— Records from a collection of figures —
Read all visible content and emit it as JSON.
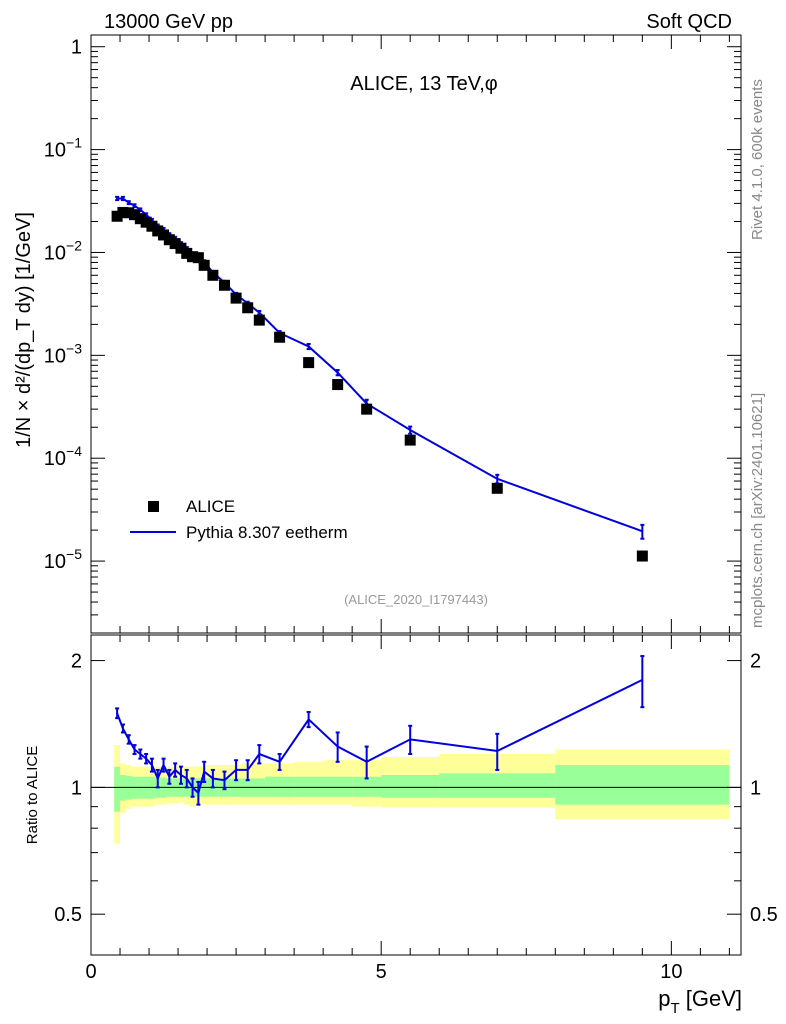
{
  "header": {
    "left": "13000 GeV pp",
    "right": "Soft QCD"
  },
  "side_labels": {
    "rivet": "Rivet 4.1.0,  600k events",
    "mcplots": "mcplots.cern.ch [arXiv:2401.10621]"
  },
  "chart_data": [
    {
      "type": "scatter",
      "panel": "main",
      "title": "ALICE, 13 TeV,φ",
      "analysis_id": "(ALICE_2020_I1797443)",
      "xlabel": "p_T [GeV]",
      "ylabel": "1/N × d²/(dp_T dy) [1/GeV]",
      "yscale": "log",
      "xlim": [
        0,
        11.2
      ],
      "ylim": [
        2e-06,
        1.3
      ],
      "y_ticks": [
        {
          "v": 1,
          "m": "1",
          "e": ""
        },
        {
          "v": 0.1,
          "m": "10",
          "e": "−1"
        },
        {
          "v": 0.01,
          "m": "10",
          "e": "−2"
        },
        {
          "v": 0.001,
          "m": "10",
          "e": "−3"
        },
        {
          "v": 0.0001,
          "m": "10",
          "e": "−4"
        },
        {
          "v": 1e-05,
          "m": "10",
          "e": "−5"
        }
      ],
      "legend": [
        {
          "label": "ALICE",
          "style": "black-square-marker"
        },
        {
          "label": "Pythia 8.307 eetherm",
          "style": "blue-line",
          "color": "#0000e0"
        }
      ],
      "series": [
        {
          "name": "ALICE",
          "color": "#000000",
          "x": [
            0.45,
            0.55,
            0.65,
            0.75,
            0.85,
            0.95,
            1.05,
            1.15,
            1.25,
            1.35,
            1.45,
            1.55,
            1.65,
            1.75,
            1.85,
            1.95,
            2.1,
            2.3,
            2.5,
            2.7,
            2.9,
            3.25,
            3.75,
            4.25,
            4.75,
            5.5,
            7.0,
            9.5
          ],
          "y": [
            0.0225,
            0.0245,
            0.0243,
            0.0233,
            0.0213,
            0.0197,
            0.018,
            0.0162,
            0.0148,
            0.0133,
            0.0122,
            0.011,
            0.0098,
            0.0091,
            0.0089,
            0.0075,
            0.006,
            0.0048,
            0.0036,
            0.0029,
            0.0022,
            0.0015,
            0.00085,
            0.00052,
            0.0003,
            0.00015,
            5.1e-05,
            1.12e-05
          ]
        },
        {
          "name": "Pythia 8.307 eetherm",
          "color": "#0000e0",
          "x": [
            0.45,
            0.55,
            0.65,
            0.75,
            0.85,
            0.95,
            1.05,
            1.15,
            1.25,
            1.35,
            1.45,
            1.55,
            1.65,
            1.75,
            1.85,
            1.95,
            2.1,
            2.3,
            2.5,
            2.7,
            2.9,
            3.25,
            3.75,
            4.25,
            4.75,
            5.5,
            7.0,
            9.5
          ],
          "y": [
            0.0335,
            0.0335,
            0.0305,
            0.0285,
            0.026,
            0.0233,
            0.0206,
            0.0182,
            0.0168,
            0.015,
            0.0138,
            0.0122,
            0.011,
            0.0097,
            0.0088,
            0.0081,
            0.0064,
            0.0051,
            0.0039,
            0.0032,
            0.0026,
            0.00165,
            0.00122,
            0.00068,
            0.00034,
            0.000188,
            6.3e-05,
            1.95e-05
          ],
          "yerr": [
            0.0012,
            0.0012,
            0.001,
            0.0009,
            0.0008,
            0.0007,
            0.0006,
            0.0005,
            0.0005,
            0.0004,
            0.0004,
            0.0004,
            0.0003,
            0.0003,
            0.0003,
            0.0003,
            0.0002,
            0.0002,
            0.00015,
            0.00012,
            0.0001,
            7e-05,
            7e-05,
            4e-05,
            3e-05,
            1.5e-05,
            6e-06,
            3e-06
          ]
        }
      ]
    },
    {
      "type": "line",
      "panel": "ratio",
      "ylabel": "Ratio to ALICE",
      "xlabel": "p_T [GeV]",
      "xlim": [
        0,
        11.2
      ],
      "ylim": [
        0.4,
        2.3
      ],
      "y_ticks": [
        0.5,
        1,
        2
      ],
      "x_ticks": [
        0,
        5,
        10
      ],
      "reference_line": 1,
      "bands": [
        {
          "name": "ALICE total uncertainty",
          "color": "#ffff99",
          "x0": [
            0.4,
            0.5,
            0.6,
            0.7,
            0.8,
            0.9,
            1.0,
            1.1,
            1.2,
            1.3,
            1.4,
            1.5,
            1.6,
            1.7,
            1.8,
            1.9,
            2.0,
            2.2,
            2.4,
            2.6,
            2.8,
            3.0,
            3.5,
            4.0,
            4.5,
            5.0,
            6.0,
            8.0
          ],
          "x1": [
            0.5,
            0.6,
            0.7,
            0.8,
            0.9,
            1.0,
            1.1,
            1.2,
            1.3,
            1.4,
            1.5,
            1.6,
            1.7,
            1.8,
            1.9,
            2.0,
            2.2,
            2.4,
            2.6,
            2.8,
            3.0,
            3.5,
            4.0,
            4.5,
            5.0,
            6.0,
            8.0,
            11.0
          ],
          "lo": [
            0.735,
            0.87,
            0.89,
            0.9,
            0.9,
            0.9,
            0.9,
            0.91,
            0.91,
            0.915,
            0.915,
            0.92,
            0.91,
            0.9,
            0.91,
            0.91,
            0.91,
            0.91,
            0.91,
            0.91,
            0.91,
            0.91,
            0.91,
            0.91,
            0.9,
            0.895,
            0.895,
            0.84
          ],
          "hi": [
            1.26,
            1.14,
            1.13,
            1.12,
            1.12,
            1.12,
            1.12,
            1.12,
            1.12,
            1.12,
            1.12,
            1.12,
            1.12,
            1.12,
            1.12,
            1.12,
            1.13,
            1.13,
            1.13,
            1.14,
            1.14,
            1.14,
            1.15,
            1.16,
            1.16,
            1.18,
            1.2,
            1.23
          ]
        },
        {
          "name": "ALICE stat uncertainty",
          "color": "#99ff99",
          "x0": [
            0.4,
            0.5,
            0.6,
            0.7,
            0.8,
            0.9,
            1.0,
            1.1,
            1.2,
            1.3,
            1.4,
            1.5,
            1.6,
            1.7,
            1.8,
            1.9,
            2.0,
            2.2,
            2.4,
            2.6,
            2.8,
            3.0,
            3.5,
            4.0,
            4.5,
            5.0,
            6.0,
            8.0
          ],
          "x1": [
            0.5,
            0.6,
            0.7,
            0.8,
            0.9,
            1.0,
            1.1,
            1.2,
            1.3,
            1.4,
            1.5,
            1.6,
            1.7,
            1.8,
            1.9,
            2.0,
            2.2,
            2.4,
            2.6,
            2.8,
            3.0,
            3.5,
            4.0,
            4.5,
            5.0,
            6.0,
            8.0,
            11.0
          ],
          "lo": [
            0.875,
            0.93,
            0.935,
            0.94,
            0.94,
            0.94,
            0.94,
            0.945,
            0.945,
            0.95,
            0.95,
            0.95,
            0.95,
            0.95,
            0.95,
            0.95,
            0.95,
            0.95,
            0.95,
            0.95,
            0.95,
            0.95,
            0.95,
            0.95,
            0.95,
            0.945,
            0.945,
            0.91
          ],
          "hi": [
            1.12,
            1.07,
            1.065,
            1.06,
            1.06,
            1.06,
            1.06,
            1.055,
            1.055,
            1.05,
            1.05,
            1.05,
            1.05,
            1.05,
            1.05,
            1.05,
            1.05,
            1.05,
            1.05,
            1.05,
            1.05,
            1.06,
            1.06,
            1.06,
            1.06,
            1.07,
            1.08,
            1.13
          ]
        }
      ],
      "series": [
        {
          "name": "Pythia 8.307 eetherm / ALICE",
          "color": "#0000e0",
          "x": [
            0.45,
            0.55,
            0.65,
            0.75,
            0.85,
            0.95,
            1.05,
            1.15,
            1.25,
            1.35,
            1.45,
            1.55,
            1.65,
            1.75,
            1.85,
            1.95,
            2.1,
            2.3,
            2.5,
            2.7,
            2.9,
            3.25,
            3.75,
            4.25,
            4.75,
            5.5,
            7.0,
            9.5
          ],
          "y": [
            1.5,
            1.38,
            1.3,
            1.23,
            1.2,
            1.17,
            1.13,
            1.05,
            1.13,
            1.06,
            1.1,
            1.07,
            1.05,
            1.0,
            0.97,
            1.09,
            1.05,
            1.04,
            1.1,
            1.1,
            1.2,
            1.15,
            1.45,
            1.25,
            1.15,
            1.3,
            1.22,
            1.8
          ],
          "yerr": [
            0.04,
            0.03,
            0.03,
            0.03,
            0.03,
            0.03,
            0.04,
            0.05,
            0.04,
            0.04,
            0.04,
            0.05,
            0.05,
            0.05,
            0.06,
            0.06,
            0.05,
            0.05,
            0.06,
            0.06,
            0.06,
            0.05,
            0.06,
            0.1,
            0.1,
            0.1,
            0.12,
            0.25
          ]
        }
      ]
    }
  ]
}
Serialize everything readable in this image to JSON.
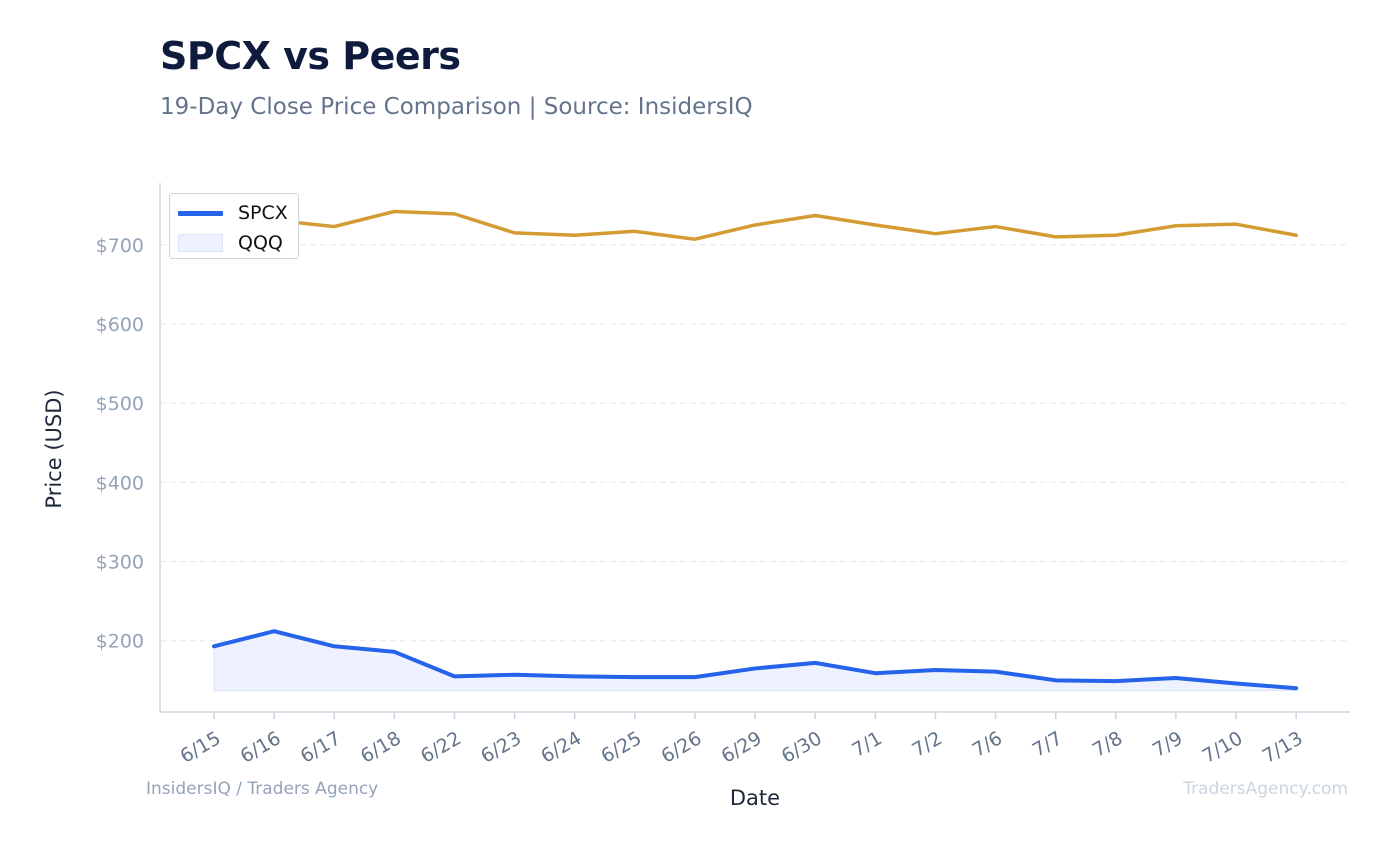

— Aim of the exercise —
Copy out every line from the records that has the word "ylabel".

— Solution to this task —
      "ylabel": "1/N × d²/(dp_T dy) [1/GeV]",
      "ylabel": "Ratio to ALICE",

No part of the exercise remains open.